--- BEGIN ---

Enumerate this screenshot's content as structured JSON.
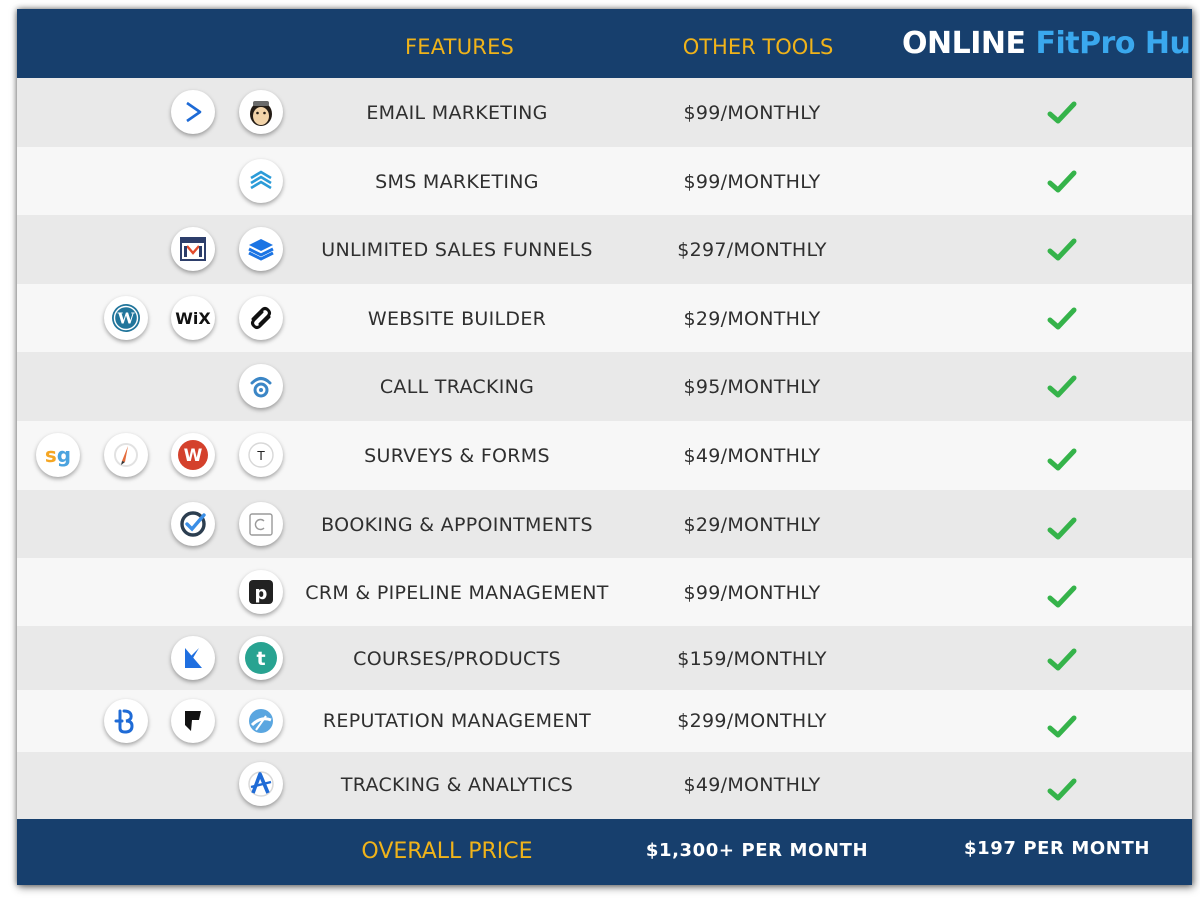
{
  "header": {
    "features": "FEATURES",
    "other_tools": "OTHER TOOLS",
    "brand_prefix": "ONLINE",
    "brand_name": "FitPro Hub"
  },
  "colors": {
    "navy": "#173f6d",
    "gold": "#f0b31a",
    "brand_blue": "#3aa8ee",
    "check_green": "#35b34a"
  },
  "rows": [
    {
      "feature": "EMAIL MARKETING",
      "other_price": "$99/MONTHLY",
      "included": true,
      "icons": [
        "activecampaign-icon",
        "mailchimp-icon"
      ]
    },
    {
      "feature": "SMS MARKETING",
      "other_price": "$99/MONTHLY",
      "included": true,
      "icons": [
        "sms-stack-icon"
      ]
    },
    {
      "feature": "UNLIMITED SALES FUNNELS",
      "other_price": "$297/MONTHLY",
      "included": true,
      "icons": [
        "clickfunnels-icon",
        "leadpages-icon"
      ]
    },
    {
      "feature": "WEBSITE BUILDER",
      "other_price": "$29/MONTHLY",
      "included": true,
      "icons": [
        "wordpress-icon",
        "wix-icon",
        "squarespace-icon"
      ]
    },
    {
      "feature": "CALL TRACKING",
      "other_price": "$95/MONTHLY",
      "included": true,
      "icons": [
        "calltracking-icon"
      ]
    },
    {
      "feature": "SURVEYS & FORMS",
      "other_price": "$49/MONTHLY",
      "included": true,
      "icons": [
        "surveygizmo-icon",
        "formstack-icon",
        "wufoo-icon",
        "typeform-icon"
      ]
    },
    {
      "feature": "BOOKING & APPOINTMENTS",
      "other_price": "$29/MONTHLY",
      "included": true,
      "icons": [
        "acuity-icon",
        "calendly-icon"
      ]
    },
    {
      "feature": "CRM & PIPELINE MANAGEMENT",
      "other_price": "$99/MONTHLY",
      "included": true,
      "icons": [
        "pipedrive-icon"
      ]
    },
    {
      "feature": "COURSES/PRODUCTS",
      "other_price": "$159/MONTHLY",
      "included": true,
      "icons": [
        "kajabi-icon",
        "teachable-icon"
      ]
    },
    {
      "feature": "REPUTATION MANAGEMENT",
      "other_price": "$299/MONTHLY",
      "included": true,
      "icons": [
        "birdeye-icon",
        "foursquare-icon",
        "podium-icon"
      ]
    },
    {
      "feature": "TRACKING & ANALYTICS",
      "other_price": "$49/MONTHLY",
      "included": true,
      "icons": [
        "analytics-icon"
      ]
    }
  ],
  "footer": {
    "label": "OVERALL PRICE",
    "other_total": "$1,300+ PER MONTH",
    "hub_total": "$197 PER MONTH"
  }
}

--- END ---
--- BEGIN ---

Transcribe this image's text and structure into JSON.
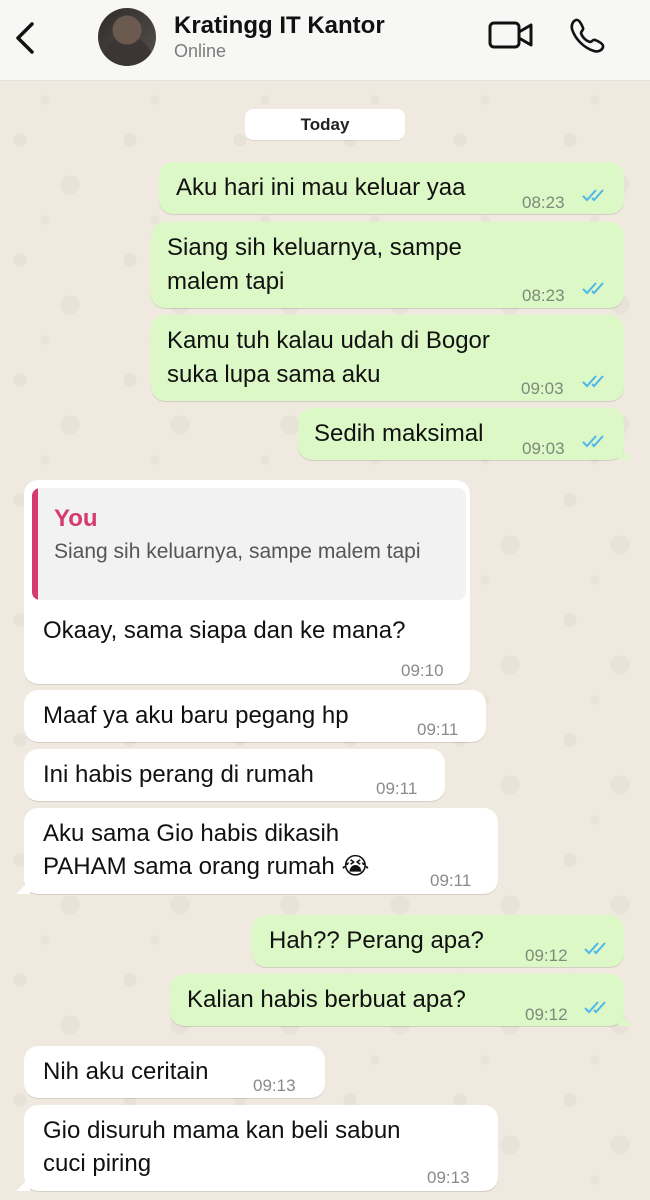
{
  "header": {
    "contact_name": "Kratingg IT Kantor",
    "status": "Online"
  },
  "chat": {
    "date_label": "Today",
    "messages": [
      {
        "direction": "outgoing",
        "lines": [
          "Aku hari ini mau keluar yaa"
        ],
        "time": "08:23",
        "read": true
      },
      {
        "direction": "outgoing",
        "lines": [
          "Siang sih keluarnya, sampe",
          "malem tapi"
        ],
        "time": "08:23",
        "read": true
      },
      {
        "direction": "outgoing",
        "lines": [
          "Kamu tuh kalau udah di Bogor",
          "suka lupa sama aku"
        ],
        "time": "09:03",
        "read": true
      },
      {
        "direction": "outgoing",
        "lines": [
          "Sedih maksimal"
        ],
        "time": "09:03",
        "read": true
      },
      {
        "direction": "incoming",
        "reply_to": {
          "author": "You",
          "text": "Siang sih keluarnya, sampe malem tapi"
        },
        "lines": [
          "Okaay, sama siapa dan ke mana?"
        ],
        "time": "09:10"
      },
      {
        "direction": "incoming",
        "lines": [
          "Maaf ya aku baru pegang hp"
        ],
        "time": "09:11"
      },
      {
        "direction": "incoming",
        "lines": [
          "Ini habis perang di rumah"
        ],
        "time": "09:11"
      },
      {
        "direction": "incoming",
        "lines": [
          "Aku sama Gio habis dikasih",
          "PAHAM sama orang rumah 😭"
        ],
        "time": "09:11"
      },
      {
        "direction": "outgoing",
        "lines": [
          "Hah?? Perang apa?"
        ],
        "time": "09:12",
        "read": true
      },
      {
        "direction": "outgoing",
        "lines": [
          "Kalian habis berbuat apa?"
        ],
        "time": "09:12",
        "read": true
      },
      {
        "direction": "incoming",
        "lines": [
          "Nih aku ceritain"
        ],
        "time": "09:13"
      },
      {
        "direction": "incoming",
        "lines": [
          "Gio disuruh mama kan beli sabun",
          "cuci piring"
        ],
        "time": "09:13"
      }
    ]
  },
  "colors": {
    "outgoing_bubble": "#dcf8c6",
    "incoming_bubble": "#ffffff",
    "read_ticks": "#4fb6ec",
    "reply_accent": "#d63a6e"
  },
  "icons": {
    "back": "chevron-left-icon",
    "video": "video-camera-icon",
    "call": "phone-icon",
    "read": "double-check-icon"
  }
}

--- END ---
--- BEGIN ---

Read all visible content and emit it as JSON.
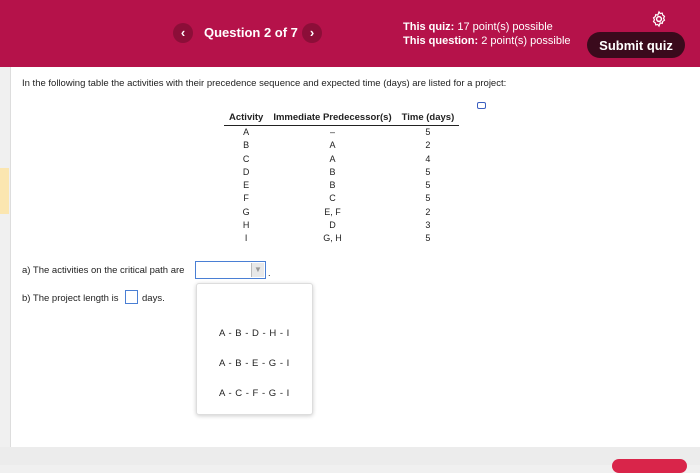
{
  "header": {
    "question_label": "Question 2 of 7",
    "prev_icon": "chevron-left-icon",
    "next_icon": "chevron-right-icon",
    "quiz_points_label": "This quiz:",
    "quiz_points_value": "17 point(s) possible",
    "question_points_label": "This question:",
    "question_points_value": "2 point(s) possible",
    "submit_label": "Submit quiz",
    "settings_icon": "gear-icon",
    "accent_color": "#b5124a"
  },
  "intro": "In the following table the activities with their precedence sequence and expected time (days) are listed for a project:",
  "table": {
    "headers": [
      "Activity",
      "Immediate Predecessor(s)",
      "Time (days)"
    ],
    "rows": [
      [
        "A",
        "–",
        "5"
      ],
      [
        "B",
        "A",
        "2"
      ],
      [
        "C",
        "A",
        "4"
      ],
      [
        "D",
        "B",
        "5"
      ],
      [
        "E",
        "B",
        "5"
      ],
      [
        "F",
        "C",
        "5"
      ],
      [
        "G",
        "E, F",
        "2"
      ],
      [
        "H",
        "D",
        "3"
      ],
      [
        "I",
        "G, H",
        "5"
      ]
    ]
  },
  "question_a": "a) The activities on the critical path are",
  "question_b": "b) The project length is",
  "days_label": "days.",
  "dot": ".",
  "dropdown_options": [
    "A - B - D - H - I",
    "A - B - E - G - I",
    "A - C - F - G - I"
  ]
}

--- END ---

*TASK PROMPT*
Go through the material line by line. Show each line that contains the string "Siang".

*EXERCISE OUTPUT*
          "Siang sih keluarnya, sampe",
          "text": "Siang sih keluarnya, sampe malem tapi"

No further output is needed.